Problem to work on: Tally up the lines below that include the word "marker". Answer with the number alone.

[Items from a figure collection]
____

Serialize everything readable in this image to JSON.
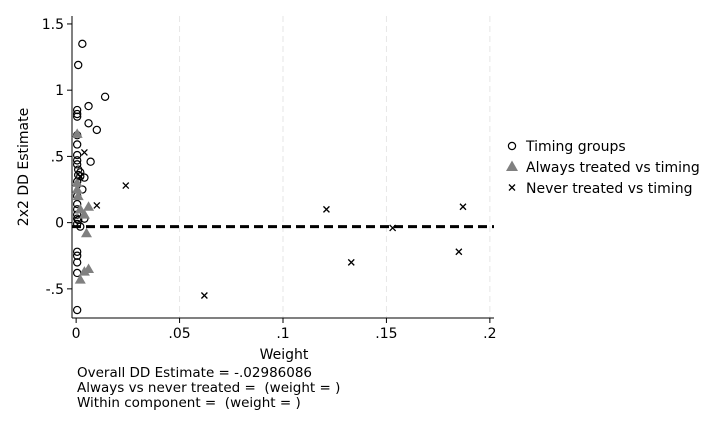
{
  "chart_data": {
    "type": "scatter",
    "xlabel": "Weight",
    "ylabel": "2x2 DD Estimate",
    "xlim": [
      -0.002,
      0.202
    ],
    "ylim": [
      -0.72,
      1.56
    ],
    "xticks": [
      {
        "value": 0,
        "label": "0"
      },
      {
        "value": 0.05,
        "label": ".05"
      },
      {
        "value": 0.1,
        "label": ".1"
      },
      {
        "value": 0.15,
        "label": ".15"
      },
      {
        "value": 0.2,
        "label": ".2"
      }
    ],
    "yticks": [
      {
        "value": -0.5,
        "label": "-.5"
      },
      {
        "value": 0,
        "label": "0"
      },
      {
        "value": 0.5,
        "label": ".5"
      },
      {
        "value": 1,
        "label": "1"
      },
      {
        "value": 1.5,
        "label": "1.5"
      }
    ],
    "grid": "vertical dashed",
    "reference_line": {
      "y": -0.03,
      "style": "dashed"
    },
    "legend_position": "right",
    "series": [
      {
        "name": "Timing groups",
        "marker": "circle",
        "color": "#000000",
        "points": [
          [
            0.003,
            1.35
          ],
          [
            0.001,
            1.19
          ],
          [
            0.014,
            0.95
          ],
          [
            0.006,
            0.88
          ],
          [
            0.0005,
            0.85
          ],
          [
            0.0005,
            0.82
          ],
          [
            0.0005,
            0.8
          ],
          [
            0.006,
            0.75
          ],
          [
            0.01,
            0.7
          ],
          [
            0.0005,
            0.66
          ],
          [
            0.0005,
            0.59
          ],
          [
            0.0005,
            0.51
          ],
          [
            0.0005,
            0.47
          ],
          [
            0.007,
            0.46
          ],
          [
            0.0005,
            0.44
          ],
          [
            0.001,
            0.4
          ],
          [
            0.002,
            0.38
          ],
          [
            0.001,
            0.36
          ],
          [
            0.002,
            0.35
          ],
          [
            0.004,
            0.34
          ],
          [
            0.0005,
            0.31
          ],
          [
            0.003,
            0.25
          ],
          [
            0.0005,
            0.2
          ],
          [
            0.0005,
            0.14
          ],
          [
            0.0005,
            0.1
          ],
          [
            0.0005,
            0.06
          ],
          [
            0.0005,
            0.03
          ],
          [
            0.001,
            0.02
          ],
          [
            0.004,
            0.03
          ],
          [
            0.0005,
            -0.01
          ],
          [
            0.002,
            -0.03
          ],
          [
            0.0005,
            -0.22
          ],
          [
            0.0005,
            -0.25
          ],
          [
            0.0005,
            -0.3
          ],
          [
            0.0005,
            -0.38
          ],
          [
            0.0005,
            -0.66
          ]
        ]
      },
      {
        "name": "Always treated vs timing",
        "marker": "triangle",
        "color": "#808080",
        "points": [
          [
            0.0005,
            0.67
          ],
          [
            0.0005,
            0.3
          ],
          [
            0.0005,
            0.25
          ],
          [
            0.001,
            0.2
          ],
          [
            0.002,
            0.1
          ],
          [
            0.004,
            0.06
          ],
          [
            0.006,
            0.12
          ],
          [
            0.005,
            -0.08
          ],
          [
            0.006,
            -0.35
          ],
          [
            0.004,
            -0.37
          ],
          [
            0.002,
            -0.43
          ]
        ]
      },
      {
        "name": "Never treated vs timing",
        "marker": "x",
        "color": "#000000",
        "points": [
          [
            0.004,
            0.53
          ],
          [
            0.002,
            0.35
          ],
          [
            0.024,
            0.28
          ],
          [
            0.01,
            0.13
          ],
          [
            0.121,
            0.1
          ],
          [
            0.187,
            0.12
          ],
          [
            0.153,
            -0.04
          ],
          [
            0.185,
            -0.22
          ],
          [
            0.133,
            -0.3
          ],
          [
            0.062,
            -0.55
          ]
        ]
      }
    ]
  },
  "notes": {
    "line1": "Overall DD Estimate = -.02986086",
    "line2": "Always vs never treated =  (weight = )",
    "line3": "Within component =  (weight = )"
  }
}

____

Completed exercise: 3